» Problem to work on
Transcribe the data that follows precisely, omitting nothing.

(Items listed in a dataset)
* * *

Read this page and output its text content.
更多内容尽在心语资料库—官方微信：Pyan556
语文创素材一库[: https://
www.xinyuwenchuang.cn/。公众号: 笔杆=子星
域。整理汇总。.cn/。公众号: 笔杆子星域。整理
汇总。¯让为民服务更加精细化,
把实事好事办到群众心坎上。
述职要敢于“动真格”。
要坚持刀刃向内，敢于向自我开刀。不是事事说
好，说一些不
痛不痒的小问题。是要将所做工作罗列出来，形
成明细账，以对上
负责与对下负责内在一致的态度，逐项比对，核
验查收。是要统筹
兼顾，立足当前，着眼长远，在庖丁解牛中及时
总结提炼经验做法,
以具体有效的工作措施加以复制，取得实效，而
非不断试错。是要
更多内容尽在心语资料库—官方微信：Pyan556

* * *

» Output of the task
Read this page and output its text content.
更多内容尽在心语资料库—官方微信：Pyan556
语文创素材一库[: https://
www.xinyuwenchuang.cn/。公众号: 笔杆=子星
域。整理汇总。.cn/。公众号: 笔杆子星域。整理
汇总。¯让为民服务更加精细化,
把实事好事办到群众心坎上。
述职要敢于“动真格”。
要坚持刀刃向内，敢于向自我开刀。不是事事说
好，说一些不
痛不痒的小问题。是要将所做工作罗列出来，形
成明细账，以对上
负责与对下负责内在一致的态度，逐项比对，核
验查收。是要统筹
兼顾，立足当前，着眼长远，在庖丁解牛中及时
总结提炼经验做法,
以具体有效的工作措施加以复制，取得实效，而
非不断试错。是要
更多内容尽在心语资料库—官方微信：Pyan556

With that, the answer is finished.